§ WHAT IS REQUIRED
All of the material below is to be repeated exactly.

╭─ ITEMS

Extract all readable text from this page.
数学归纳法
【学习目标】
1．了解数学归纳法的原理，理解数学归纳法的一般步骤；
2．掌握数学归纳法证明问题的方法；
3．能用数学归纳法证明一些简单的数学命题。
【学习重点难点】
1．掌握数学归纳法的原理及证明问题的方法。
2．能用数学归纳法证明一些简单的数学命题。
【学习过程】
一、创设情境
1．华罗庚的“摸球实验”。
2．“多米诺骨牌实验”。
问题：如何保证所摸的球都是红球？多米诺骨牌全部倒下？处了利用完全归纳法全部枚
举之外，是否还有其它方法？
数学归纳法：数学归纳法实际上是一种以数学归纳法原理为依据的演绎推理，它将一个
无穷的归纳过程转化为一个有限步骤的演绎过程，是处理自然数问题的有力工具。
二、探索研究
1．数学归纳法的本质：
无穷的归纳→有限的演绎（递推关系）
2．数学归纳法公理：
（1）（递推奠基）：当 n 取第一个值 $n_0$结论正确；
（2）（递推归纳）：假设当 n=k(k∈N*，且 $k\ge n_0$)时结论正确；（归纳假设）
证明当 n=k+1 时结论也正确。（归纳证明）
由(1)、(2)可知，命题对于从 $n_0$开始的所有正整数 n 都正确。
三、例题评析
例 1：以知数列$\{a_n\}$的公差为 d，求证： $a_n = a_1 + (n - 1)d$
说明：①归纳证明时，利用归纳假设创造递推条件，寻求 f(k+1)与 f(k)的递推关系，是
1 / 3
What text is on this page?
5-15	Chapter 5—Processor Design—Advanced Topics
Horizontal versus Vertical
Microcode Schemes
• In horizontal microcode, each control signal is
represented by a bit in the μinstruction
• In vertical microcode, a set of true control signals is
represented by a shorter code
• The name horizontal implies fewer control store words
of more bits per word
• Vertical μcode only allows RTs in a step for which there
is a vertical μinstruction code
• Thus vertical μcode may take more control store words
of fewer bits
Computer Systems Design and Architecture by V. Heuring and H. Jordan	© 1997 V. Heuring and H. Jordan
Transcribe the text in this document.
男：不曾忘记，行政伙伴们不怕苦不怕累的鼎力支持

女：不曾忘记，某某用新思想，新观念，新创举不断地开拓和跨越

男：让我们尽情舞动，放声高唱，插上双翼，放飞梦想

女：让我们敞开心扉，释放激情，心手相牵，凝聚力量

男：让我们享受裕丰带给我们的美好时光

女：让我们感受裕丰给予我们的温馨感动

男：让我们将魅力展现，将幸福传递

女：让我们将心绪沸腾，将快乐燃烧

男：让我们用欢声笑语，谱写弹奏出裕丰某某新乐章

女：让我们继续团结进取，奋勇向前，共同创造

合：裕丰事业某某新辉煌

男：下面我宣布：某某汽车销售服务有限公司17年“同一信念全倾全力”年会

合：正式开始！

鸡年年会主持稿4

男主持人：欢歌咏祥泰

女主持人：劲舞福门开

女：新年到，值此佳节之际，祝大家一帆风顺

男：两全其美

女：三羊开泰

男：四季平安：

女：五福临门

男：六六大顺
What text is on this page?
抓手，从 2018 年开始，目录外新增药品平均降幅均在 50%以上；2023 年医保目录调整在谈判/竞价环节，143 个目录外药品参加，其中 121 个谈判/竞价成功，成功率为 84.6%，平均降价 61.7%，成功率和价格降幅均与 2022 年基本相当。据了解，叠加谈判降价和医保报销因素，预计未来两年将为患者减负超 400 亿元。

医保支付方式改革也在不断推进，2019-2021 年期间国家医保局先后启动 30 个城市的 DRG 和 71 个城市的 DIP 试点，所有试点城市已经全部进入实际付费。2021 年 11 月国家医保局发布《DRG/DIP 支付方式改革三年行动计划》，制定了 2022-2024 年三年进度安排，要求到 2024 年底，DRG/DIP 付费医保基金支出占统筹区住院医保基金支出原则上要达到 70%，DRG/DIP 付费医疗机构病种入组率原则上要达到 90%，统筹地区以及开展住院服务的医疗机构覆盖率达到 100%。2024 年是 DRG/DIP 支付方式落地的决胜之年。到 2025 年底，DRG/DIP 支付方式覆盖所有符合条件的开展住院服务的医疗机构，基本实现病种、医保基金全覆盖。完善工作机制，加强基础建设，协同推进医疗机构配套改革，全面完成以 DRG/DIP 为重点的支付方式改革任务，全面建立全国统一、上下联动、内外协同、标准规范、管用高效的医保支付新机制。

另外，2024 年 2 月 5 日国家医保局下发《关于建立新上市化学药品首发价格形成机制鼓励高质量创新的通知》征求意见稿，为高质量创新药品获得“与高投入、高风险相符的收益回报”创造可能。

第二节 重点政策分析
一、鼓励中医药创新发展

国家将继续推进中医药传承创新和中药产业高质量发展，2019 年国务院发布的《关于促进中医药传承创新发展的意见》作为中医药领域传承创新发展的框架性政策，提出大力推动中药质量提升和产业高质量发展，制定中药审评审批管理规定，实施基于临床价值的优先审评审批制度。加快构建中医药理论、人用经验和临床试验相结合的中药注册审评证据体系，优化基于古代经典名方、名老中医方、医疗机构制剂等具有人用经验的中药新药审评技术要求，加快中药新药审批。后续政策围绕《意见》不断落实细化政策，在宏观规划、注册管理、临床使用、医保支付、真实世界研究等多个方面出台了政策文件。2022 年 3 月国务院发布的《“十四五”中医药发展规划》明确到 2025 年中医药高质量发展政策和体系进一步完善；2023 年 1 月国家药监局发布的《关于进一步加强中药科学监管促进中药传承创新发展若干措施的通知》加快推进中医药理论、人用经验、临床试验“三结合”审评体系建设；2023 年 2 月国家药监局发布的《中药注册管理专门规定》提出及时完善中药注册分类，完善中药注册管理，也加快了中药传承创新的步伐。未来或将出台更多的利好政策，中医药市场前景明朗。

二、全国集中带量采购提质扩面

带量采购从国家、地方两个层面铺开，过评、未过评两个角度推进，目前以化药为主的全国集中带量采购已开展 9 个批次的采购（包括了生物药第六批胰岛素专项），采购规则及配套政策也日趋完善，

╰─

§ FINAL RESULT
Extract all readable text from this page.
数学归纳法
【学习目标】
1．了解数学归纳法的原理，理解数学归纳法的一般步骤；
2．掌握数学归纳法证明问题的方法；
3．能用数学归纳法证明一些简单的数学命题。
【学习重点难点】
1．掌握数学归纳法的原理及证明问题的方法。
2．能用数学归纳法证明一些简单的数学命题。
【学习过程】
一、创设情境
1．华罗庚的“摸球实验”。
2．“多米诺骨牌实验”。
问题：如何保证所摸的球都是红球？多米诺骨牌全部倒下？处了利用完全归纳法全部枚
举之外，是否还有其它方法？
数学归纳法：数学归纳法实际上是一种以数学归纳法原理为依据的演绎推理，它将一个
无穷的归纳过程转化为一个有限步骤的演绎过程，是处理自然数问题的有力工具。
二、探索研究
1．数学归纳法的本质：
无穷的归纳→有限的演绎（递推关系）
2．数学归纳法公理：
（1）（递推奠基）：当 n 取第一个值 $n_0$结论正确；
（2）（递推归纳）：假设当 n=k(k∈N*，且 $k\ge n_0$)时结论正确；（归纳假设）
证明当 n=k+1 时结论也正确。（归纳证明）
由(1)、(2)可知，命题对于从 $n_0$开始的所有正整数 n 都正确。
三、例题评析
例 1：以知数列$\{a_n\}$的公差为 d，求证： $a_n = a_1 + (n - 1)d$
说明：①归纳证明时，利用归纳假设创造递推条件，寻求 f(k+1)与 f(k)的递推关系，是
1 / 3
What text is on this page?
5-15	Chapter 5—Processor Design—Advanced Topics
Horizontal versus Vertical
Microcode Schemes
• In horizontal microcode, each control signal is
represented by a bit in the μinstruction
• In vertical microcode, a set of true control signals is
represented by a shorter code
• The name horizontal implies fewer control store words
of more bits per word
• Vertical μcode only allows RTs in a step for which there
is a vertical μinstruction code
• Thus vertical μcode may take more control store words
of fewer bits
Computer Systems Design and Architecture by V. Heuring and H. Jordan	© 1997 V. Heuring and H. Jordan
Transcribe the text in this document.
男：不曾忘记，行政伙伴们不怕苦不怕累的鼎力支持

女：不曾忘记，某某用新思想，新观念，新创举不断地开拓和跨越

男：让我们尽情舞动，放声高唱，插上双翼，放飞梦想

女：让我们敞开心扉，释放激情，心手相牵，凝聚力量

男：让我们享受裕丰带给我们的美好时光

女：让我们感受裕丰给予我们的温馨感动

男：让我们将魅力展现，将幸福传递

女：让我们将心绪沸腾，将快乐燃烧

男：让我们用欢声笑语，谱写弹奏出裕丰某某新乐章

女：让我们继续团结进取，奋勇向前，共同创造

合：裕丰事业某某新辉煌

男：下面我宣布：某某汽车销售服务有限公司17年“同一信念全倾全力”年会

合：正式开始！

鸡年年会主持稿4

男主持人：欢歌咏祥泰

女主持人：劲舞福门开

女：新年到，值此佳节之际，祝大家一帆风顺

男：两全其美

女：三羊开泰

男：四季平安：

女：五福临门

男：六六大顺
What text is on this page?
抓手，从 2018 年开始，目录外新增药品平均降幅均在 50%以上；2023 年医保目录调整在谈判/竞价环节，143 个目录外药品参加，其中 121 个谈判/竞价成功，成功率为 84.6%，平均降价 61.7%，成功率和价格降幅均与 2022 年基本相当。据了解，叠加谈判降价和医保报销因素，预计未来两年将为患者减负超 400 亿元。

医保支付方式改革也在不断推进，2019-2021 年期间国家医保局先后启动 30 个城市的 DRG 和 71 个城市的 DIP 试点，所有试点城市已经全部进入实际付费。2021 年 11 月国家医保局发布《DRG/DIP 支付方式改革三年行动计划》，制定了 2022-2024 年三年进度安排，要求到 2024 年底，DRG/DIP 付费医保基金支出占统筹区住院医保基金支出原则上要达到 70%，DRG/DIP 付费医疗机构病种入组率原则上要达到 90%，统筹地区以及开展住院服务的医疗机构覆盖率达到 100%。2024 年是 DRG/DIP 支付方式落地的决胜之年。到 2025 年底，DRG/DIP 支付方式覆盖所有符合条件的开展住院服务的医疗机构，基本实现病种、医保基金全覆盖。完善工作机制，加强基础建设，协同推进医疗机构配套改革，全面完成以 DRG/DIP 为重点的支付方式改革任务，全面建立全国统一、上下联动、内外协同、标准规范、管用高效的医保支付新机制。

另外，2024 年 2 月 5 日国家医保局下发《关于建立新上市化学药品首发价格形成机制鼓励高质量创新的通知》征求意见稿，为高质量创新药品获得“与高投入、高风险相符的收益回报”创造可能。

第二节 重点政策分析
一、鼓励中医药创新发展

国家将继续推进中医药传承创新和中药产业高质量发展，2019 年国务院发布的《关于促进中医药传承创新发展的意见》作为中医药领域传承创新发展的框架性政策，提出大力推动中药质量提升和产业高质量发展，制定中药审评审批管理规定，实施基于临床价值的优先审评审批制度。加快构建中医药理论、人用经验和临床试验相结合的中药注册审评证据体系，优化基于古代经典名方、名老中医方、医疗机构制剂等具有人用经验的中药新药审评技术要求，加快中药新药审批。后续政策围绕《意见》不断落实细化政策，在宏观规划、注册管理、临床使用、医保支付、真实世界研究等多个方面出台了政策文件。2022 年 3 月国务院发布的《“十四五”中医药发展规划》明确到 2025 年中医药高质量发展政策和体系进一步完善；2023 年 1 月国家药监局发布的《关于进一步加强中药科学监管促进中药传承创新发展若干措施的通知》加快推进中医药理论、人用经验、临床试验“三结合”审评体系建设；2023 年 2 月国家药监局发布的《中药注册管理专门规定》提出及时完善中药注册分类，完善中药注册管理，也加快了中药传承创新的步伐。未来或将出台更多的利好政策，中医药市场前景明朗。

二、全国集中带量采购提质扩面

带量采购从国家、地方两个层面铺开，过评、未过评两个角度推进，目前以化药为主的全国集中带量采购已开展 9 个批次的采购（包括了生物药第六批胰岛素专项），采购规则及配套政策也日趋完善，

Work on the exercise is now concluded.